- _Problem requirements_:
Would you quote the material below in full and unchanged?

- _Record set_:
════════════════════
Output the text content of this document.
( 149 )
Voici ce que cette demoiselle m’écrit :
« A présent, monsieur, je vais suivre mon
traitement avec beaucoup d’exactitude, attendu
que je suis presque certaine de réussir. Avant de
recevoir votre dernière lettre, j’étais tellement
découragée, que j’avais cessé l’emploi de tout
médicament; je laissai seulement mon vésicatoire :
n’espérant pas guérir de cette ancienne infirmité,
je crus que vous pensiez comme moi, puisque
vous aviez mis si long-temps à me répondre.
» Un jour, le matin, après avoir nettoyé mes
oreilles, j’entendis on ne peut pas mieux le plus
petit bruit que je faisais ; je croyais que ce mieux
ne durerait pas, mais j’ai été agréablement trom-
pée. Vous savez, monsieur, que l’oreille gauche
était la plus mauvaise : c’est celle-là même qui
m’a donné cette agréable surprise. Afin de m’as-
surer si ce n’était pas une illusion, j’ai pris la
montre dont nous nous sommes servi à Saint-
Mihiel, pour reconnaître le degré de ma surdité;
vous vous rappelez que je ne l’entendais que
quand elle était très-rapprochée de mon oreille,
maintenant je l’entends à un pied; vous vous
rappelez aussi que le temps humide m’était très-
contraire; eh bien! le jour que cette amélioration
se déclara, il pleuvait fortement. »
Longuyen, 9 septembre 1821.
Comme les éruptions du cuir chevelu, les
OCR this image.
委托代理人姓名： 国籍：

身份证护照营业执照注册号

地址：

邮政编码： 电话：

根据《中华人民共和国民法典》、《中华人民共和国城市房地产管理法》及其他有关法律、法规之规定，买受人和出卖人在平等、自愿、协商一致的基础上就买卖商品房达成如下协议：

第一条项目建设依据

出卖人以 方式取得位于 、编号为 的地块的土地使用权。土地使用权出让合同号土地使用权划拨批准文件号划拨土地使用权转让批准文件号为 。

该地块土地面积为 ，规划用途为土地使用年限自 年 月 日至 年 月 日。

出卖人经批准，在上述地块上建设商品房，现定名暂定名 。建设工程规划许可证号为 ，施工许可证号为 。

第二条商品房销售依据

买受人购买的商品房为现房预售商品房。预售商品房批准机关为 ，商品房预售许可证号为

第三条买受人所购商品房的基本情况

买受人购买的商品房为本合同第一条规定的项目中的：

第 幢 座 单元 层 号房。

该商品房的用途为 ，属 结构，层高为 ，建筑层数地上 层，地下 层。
════════════════════
- _Result of this task_:
Output the text content of this document.
( 149 )
Voici ce que cette demoiselle m’écrit :
« A présent, monsieur, je vais suivre mon
traitement avec beaucoup d’exactitude, attendu
que je suis presque certaine de réussir. Avant de
recevoir votre dernière lettre, j’étais tellement
découragée, que j’avais cessé l’emploi de tout
médicament; je laissai seulement mon vésicatoire :
n’espérant pas guérir de cette ancienne infirmité,
je crus que vous pensiez comme moi, puisque
vous aviez mis si long-temps à me répondre.
» Un jour, le matin, après avoir nettoyé mes
oreilles, j’entendis on ne peut pas mieux le plus
petit bruit que je faisais ; je croyais que ce mieux
ne durerait pas, mais j’ai été agréablement trom-
pée. Vous savez, monsieur, que l’oreille gauche
était la plus mauvaise : c’est celle-là même qui
m’a donné cette agréable surprise. Afin de m’as-
surer si ce n’était pas une illusion, j’ai pris la
montre dont nous nous sommes servi à Saint-
Mihiel, pour reconnaître le degré de ma surdité;
vous vous rappelez que je ne l’entendais que
quand elle était très-rapprochée de mon oreille,
maintenant je l’entends à un pied; vous vous
rappelez aussi que le temps humide m’était très-
contraire; eh bien! le jour que cette amélioration
se déclara, il pleuvait fortement. »
Longuyen, 9 septembre 1821.
Comme les éruptions du cuir chevelu, les
OCR this image.
委托代理人姓名： 国籍：

身份证护照营业执照注册号

地址：

邮政编码： 电话：

根据《中华人民共和国民法典》、《中华人民共和国城市房地产管理法》及其他有关法律、法规之规定，买受人和出卖人在平等、自愿、协商一致的基础上就买卖商品房达成如下协议：

第一条项目建设依据

出卖人以 方式取得位于 、编号为 的地块的土地使用权。土地使用权出让合同号土地使用权划拨批准文件号划拨土地使用权转让批准文件号为 。

该地块土地面积为 ，规划用途为土地使用年限自 年 月 日至 年 月 日。

出卖人经批准，在上述地块上建设商品房，现定名暂定名 。建设工程规划许可证号为 ，施工许可证号为 。

第二条商品房销售依据

买受人购买的商品房为现房预售商品房。预售商品房批准机关为 ，商品房预售许可证号为

第三条买受人所购商品房的基本情况

买受人购买的商品房为本合同第一条规定的项目中的：

第 幢 座 单元 层 号房。

该商品房的用途为 ，属 结构，层高为 ，建筑层数地上 层，地下 层。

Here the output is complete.